(Collected data entries)
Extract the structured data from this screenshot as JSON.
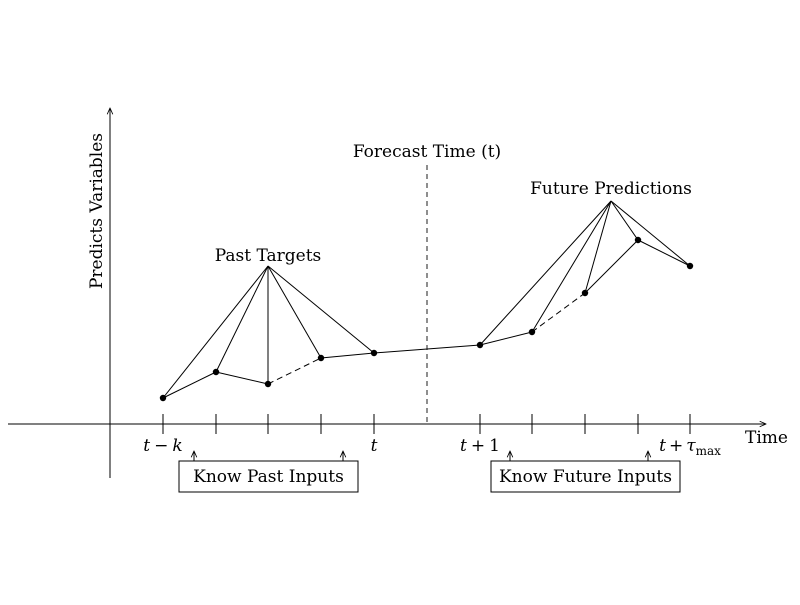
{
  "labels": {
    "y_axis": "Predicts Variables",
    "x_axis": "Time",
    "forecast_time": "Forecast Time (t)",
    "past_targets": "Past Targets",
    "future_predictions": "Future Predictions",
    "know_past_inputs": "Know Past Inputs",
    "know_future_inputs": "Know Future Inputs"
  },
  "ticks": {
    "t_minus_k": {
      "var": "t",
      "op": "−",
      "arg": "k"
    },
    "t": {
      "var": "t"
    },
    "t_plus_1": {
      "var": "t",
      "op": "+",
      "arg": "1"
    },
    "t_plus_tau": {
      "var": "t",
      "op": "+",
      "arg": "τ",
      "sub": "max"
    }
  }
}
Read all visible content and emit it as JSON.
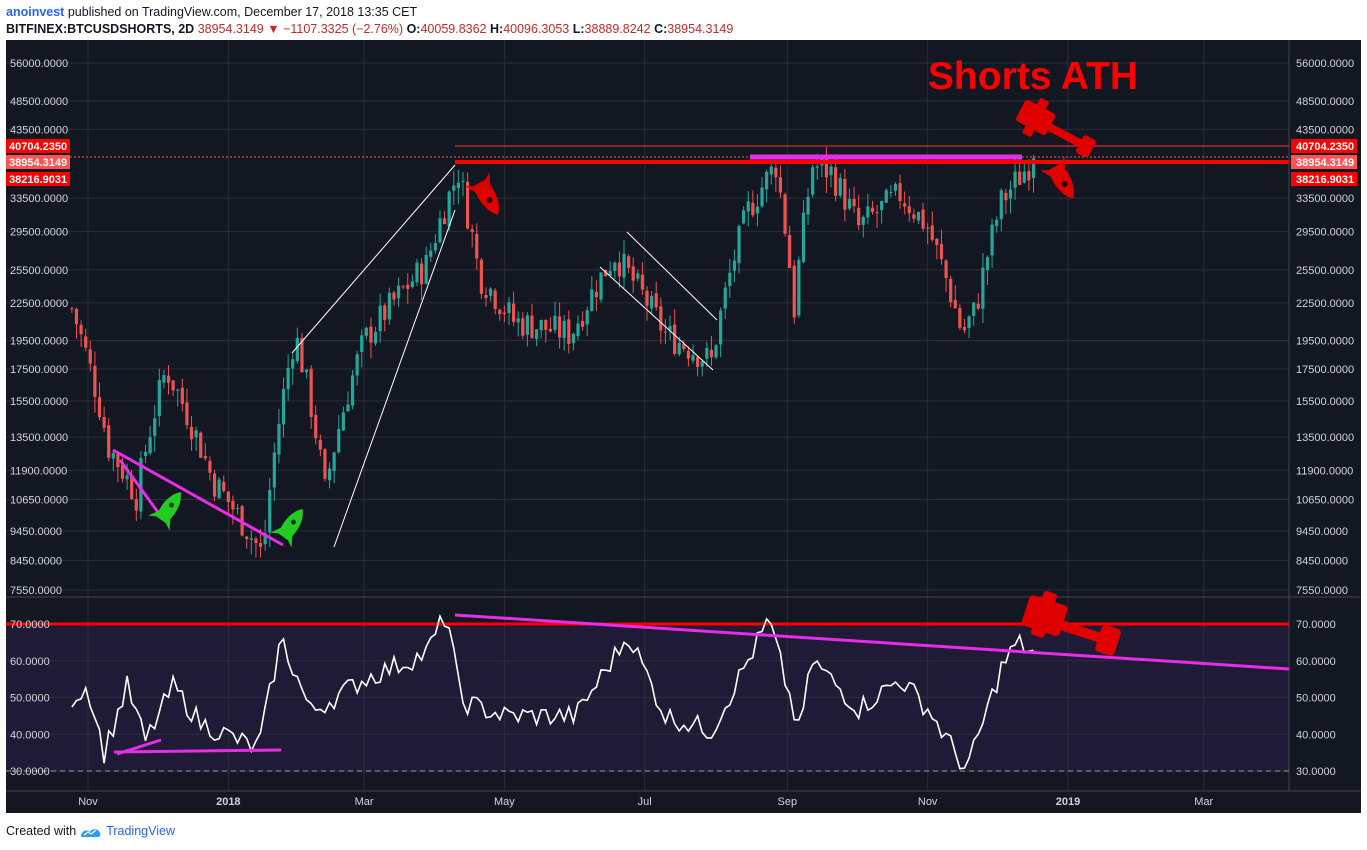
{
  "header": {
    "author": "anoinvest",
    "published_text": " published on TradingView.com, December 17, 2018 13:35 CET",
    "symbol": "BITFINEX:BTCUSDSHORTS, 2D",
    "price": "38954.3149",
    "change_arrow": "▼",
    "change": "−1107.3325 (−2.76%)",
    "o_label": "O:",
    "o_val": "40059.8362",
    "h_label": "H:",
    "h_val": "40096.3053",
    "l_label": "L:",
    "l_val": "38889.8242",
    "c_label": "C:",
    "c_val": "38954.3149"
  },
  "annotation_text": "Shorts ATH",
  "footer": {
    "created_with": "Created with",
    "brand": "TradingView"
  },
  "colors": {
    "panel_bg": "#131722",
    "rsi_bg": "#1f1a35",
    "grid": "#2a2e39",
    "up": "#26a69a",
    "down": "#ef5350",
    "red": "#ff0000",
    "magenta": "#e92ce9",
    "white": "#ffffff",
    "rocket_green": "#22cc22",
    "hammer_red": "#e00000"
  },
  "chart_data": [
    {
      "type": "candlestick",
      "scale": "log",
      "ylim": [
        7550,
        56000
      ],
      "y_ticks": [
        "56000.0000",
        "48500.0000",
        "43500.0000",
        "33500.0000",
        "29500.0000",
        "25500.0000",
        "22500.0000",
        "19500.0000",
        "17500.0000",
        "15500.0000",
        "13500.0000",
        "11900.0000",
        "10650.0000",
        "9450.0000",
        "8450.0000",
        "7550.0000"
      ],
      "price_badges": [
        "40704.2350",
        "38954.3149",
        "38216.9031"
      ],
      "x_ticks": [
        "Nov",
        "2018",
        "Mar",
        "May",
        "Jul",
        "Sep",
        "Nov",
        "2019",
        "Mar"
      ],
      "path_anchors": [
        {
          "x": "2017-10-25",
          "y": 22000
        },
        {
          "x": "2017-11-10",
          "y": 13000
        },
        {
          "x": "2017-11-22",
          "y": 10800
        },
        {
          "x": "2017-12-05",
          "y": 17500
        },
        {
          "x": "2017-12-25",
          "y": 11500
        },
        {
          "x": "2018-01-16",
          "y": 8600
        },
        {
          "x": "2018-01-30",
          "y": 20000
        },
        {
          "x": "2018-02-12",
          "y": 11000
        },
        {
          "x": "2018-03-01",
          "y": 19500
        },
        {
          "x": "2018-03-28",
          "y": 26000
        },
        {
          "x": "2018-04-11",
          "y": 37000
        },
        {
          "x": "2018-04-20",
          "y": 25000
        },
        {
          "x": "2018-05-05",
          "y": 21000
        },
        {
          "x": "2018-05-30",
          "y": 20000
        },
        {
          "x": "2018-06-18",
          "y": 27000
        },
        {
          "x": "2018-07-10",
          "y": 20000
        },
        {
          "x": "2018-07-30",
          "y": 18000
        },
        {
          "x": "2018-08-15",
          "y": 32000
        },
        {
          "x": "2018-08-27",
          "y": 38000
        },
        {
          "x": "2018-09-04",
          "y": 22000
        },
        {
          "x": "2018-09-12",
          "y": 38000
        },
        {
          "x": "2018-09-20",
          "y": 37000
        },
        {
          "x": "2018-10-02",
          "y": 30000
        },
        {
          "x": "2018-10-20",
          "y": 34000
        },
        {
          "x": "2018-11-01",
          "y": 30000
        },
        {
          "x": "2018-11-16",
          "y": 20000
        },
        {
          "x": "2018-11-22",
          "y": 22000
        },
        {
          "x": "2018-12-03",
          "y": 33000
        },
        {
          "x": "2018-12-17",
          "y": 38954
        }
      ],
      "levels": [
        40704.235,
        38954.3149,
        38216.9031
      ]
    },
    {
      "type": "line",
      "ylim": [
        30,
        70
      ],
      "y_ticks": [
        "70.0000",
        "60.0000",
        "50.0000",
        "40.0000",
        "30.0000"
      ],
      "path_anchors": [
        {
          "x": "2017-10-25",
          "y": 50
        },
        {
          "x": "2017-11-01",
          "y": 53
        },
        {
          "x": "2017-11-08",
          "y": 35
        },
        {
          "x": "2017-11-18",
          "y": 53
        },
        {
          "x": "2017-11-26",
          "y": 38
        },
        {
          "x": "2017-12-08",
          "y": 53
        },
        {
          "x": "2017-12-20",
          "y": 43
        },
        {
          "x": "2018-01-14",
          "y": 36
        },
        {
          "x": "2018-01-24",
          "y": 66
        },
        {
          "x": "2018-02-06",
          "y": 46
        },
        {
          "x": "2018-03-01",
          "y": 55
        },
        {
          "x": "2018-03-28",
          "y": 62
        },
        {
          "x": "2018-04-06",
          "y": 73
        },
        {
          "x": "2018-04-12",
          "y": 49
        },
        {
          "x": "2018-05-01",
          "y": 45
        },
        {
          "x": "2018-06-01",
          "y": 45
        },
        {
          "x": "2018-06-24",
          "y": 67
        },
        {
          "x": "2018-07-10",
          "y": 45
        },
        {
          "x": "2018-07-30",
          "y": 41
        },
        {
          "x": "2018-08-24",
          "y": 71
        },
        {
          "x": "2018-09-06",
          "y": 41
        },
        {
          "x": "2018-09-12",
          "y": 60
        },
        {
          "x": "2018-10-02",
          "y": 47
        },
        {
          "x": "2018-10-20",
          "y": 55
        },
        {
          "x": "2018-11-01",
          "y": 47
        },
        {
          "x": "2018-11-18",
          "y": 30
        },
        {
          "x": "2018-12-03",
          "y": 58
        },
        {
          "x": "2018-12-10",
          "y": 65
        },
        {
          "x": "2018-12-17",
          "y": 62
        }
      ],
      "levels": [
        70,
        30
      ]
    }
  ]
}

Written request » Print every record above exactly as written, leaving out the pictures.

Solved problem »
Extract the structured data from this screenshot as JSON.
{
  "labels": {
    "y_axis": "Predicts Variables",
    "x_axis": "Time",
    "forecast_time": "Forecast Time (t)",
    "past_targets": "Past Targets",
    "future_predictions": "Future Predictions",
    "know_past_inputs": "Know Past Inputs",
    "know_future_inputs": "Know Future Inputs"
  },
  "ticks": {
    "t_minus_k": {
      "var": "t",
      "op": "−",
      "arg": "k"
    },
    "t": {
      "var": "t"
    },
    "t_plus_1": {
      "var": "t",
      "op": "+",
      "arg": "1"
    },
    "t_plus_tau": {
      "var": "t",
      "op": "+",
      "arg": "τ",
      "sub": "max"
    }
  }
}
Read all visible content and emit it as JSON.
{
  "header": {
    "author": "anoinvest",
    "published_text": " published on TradingView.com, December 17, 2018 13:35 CET",
    "symbol": "BITFINEX:BTCUSDSHORTS, 2D",
    "price": "38954.3149",
    "change_arrow": "▼",
    "change": "−1107.3325 (−2.76%)",
    "o_label": "O:",
    "o_val": "40059.8362",
    "h_label": "H:",
    "h_val": "40096.3053",
    "l_label": "L:",
    "l_val": "38889.8242",
    "c_label": "C:",
    "c_val": "38954.3149"
  },
  "annotation_text": "Shorts ATH",
  "footer": {
    "created_with": "Created with",
    "brand": "TradingView"
  },
  "colors": {
    "panel_bg": "#131722",
    "rsi_bg": "#1f1a35",
    "grid": "#2a2e39",
    "up": "#26a69a",
    "down": "#ef5350",
    "red": "#ff0000",
    "magenta": "#e92ce9",
    "white": "#ffffff",
    "rocket_green": "#22cc22",
    "hammer_red": "#e00000"
  },
  "chart_data": [
    {
      "type": "candlestick",
      "scale": "log",
      "ylim": [
        7550,
        56000
      ],
      "y_ticks": [
        "56000.0000",
        "48500.0000",
        "43500.0000",
        "33500.0000",
        "29500.0000",
        "25500.0000",
        "22500.0000",
        "19500.0000",
        "17500.0000",
        "15500.0000",
        "13500.0000",
        "11900.0000",
        "10650.0000",
        "9450.0000",
        "8450.0000",
        "7550.0000"
      ],
      "price_badges": [
        "40704.2350",
        "38954.3149",
        "38216.9031"
      ],
      "x_ticks": [
        "Nov",
        "2018",
        "Mar",
        "May",
        "Jul",
        "Sep",
        "Nov",
        "2019",
        "Mar"
      ],
      "path_anchors": [
        {
          "x": "2017-10-25",
          "y": 22000
        },
        {
          "x": "2017-11-10",
          "y": 13000
        },
        {
          "x": "2017-11-22",
          "y": 10800
        },
        {
          "x": "2017-12-05",
          "y": 17500
        },
        {
          "x": "2017-12-25",
          "y": 11500
        },
        {
          "x": "2018-01-16",
          "y": 8600
        },
        {
          "x": "2018-01-30",
          "y": 20000
        },
        {
          "x": "2018-02-12",
          "y": 11000
        },
        {
          "x": "2018-03-01",
          "y": 19500
        },
        {
          "x": "2018-03-28",
          "y": 26000
        },
        {
          "x": "2018-04-11",
          "y": 37000
        },
        {
          "x": "2018-04-20",
          "y": 25000
        },
        {
          "x": "2018-05-05",
          "y": 21000
        },
        {
          "x": "2018-05-30",
          "y": 20000
        },
        {
          "x": "2018-06-18",
          "y": 27000
        },
        {
          "x": "2018-07-10",
          "y": 20000
        },
        {
          "x": "2018-07-30",
          "y": 18000
        },
        {
          "x": "2018-08-15",
          "y": 32000
        },
        {
          "x": "2018-08-27",
          "y": 38000
        },
        {
          "x": "2018-09-04",
          "y": 22000
        },
        {
          "x": "2018-09-12",
          "y": 38000
        },
        {
          "x": "2018-09-20",
          "y": 37000
        },
        {
          "x": "2018-10-02",
          "y": 30000
        },
        {
          "x": "2018-10-20",
          "y": 34000
        },
        {
          "x": "2018-11-01",
          "y": 30000
        },
        {
          "x": "2018-11-16",
          "y": 20000
        },
        {
          "x": "2018-11-22",
          "y": 22000
        },
        {
          "x": "2018-12-03",
          "y": 33000
        },
        {
          "x": "2018-12-17",
          "y": 38954
        }
      ],
      "levels": [
        40704.235,
        38954.3149,
        38216.9031
      ]
    },
    {
      "type": "line",
      "ylim": [
        30,
        70
      ],
      "y_ticks": [
        "70.0000",
        "60.0000",
        "50.0000",
        "40.0000",
        "30.0000"
      ],
      "path_anchors": [
        {
          "x": "2017-10-25",
          "y": 50
        },
        {
          "x": "2017-11-01",
          "y": 53
        },
        {
          "x": "2017-11-08",
          "y": 35
        },
        {
          "x": "2017-11-18",
          "y": 53
        },
        {
          "x": "2017-11-26",
          "y": 38
        },
        {
          "x": "2017-12-08",
          "y": 53
        },
        {
          "x": "2017-12-20",
          "y": 43
        },
        {
          "x": "2018-01-14",
          "y": 36
        },
        {
          "x": "2018-01-24",
          "y": 66
        },
        {
          "x": "2018-02-06",
          "y": 46
        },
        {
          "x": "2018-03-01",
          "y": 55
        },
        {
          "x": "2018-03-28",
          "y": 62
        },
        {
          "x": "2018-04-06",
          "y": 73
        },
        {
          "x": "2018-04-12",
          "y": 49
        },
        {
          "x": "2018-05-01",
          "y": 45
        },
        {
          "x": "2018-06-01",
          "y": 45
        },
        {
          "x": "2018-06-24",
          "y": 67
        },
        {
          "x": "2018-07-10",
          "y": 45
        },
        {
          "x": "2018-07-30",
          "y": 41
        },
        {
          "x": "2018-08-24",
          "y": 71
        },
        {
          "x": "2018-09-06",
          "y": 41
        },
        {
          "x": "2018-09-12",
          "y": 60
        },
        {
          "x": "2018-10-02",
          "y": 47
        },
        {
          "x": "2018-10-20",
          "y": 55
        },
        {
          "x": "2018-11-01",
          "y": 47
        },
        {
          "x": "2018-11-18",
          "y": 30
        },
        {
          "x": "2018-12-03",
          "y": 58
        },
        {
          "x": "2018-12-10",
          "y": 65
        },
        {
          "x": "2018-12-17",
          "y": 62
        }
      ],
      "levels": [
        70,
        30
      ]
    }
  ]
}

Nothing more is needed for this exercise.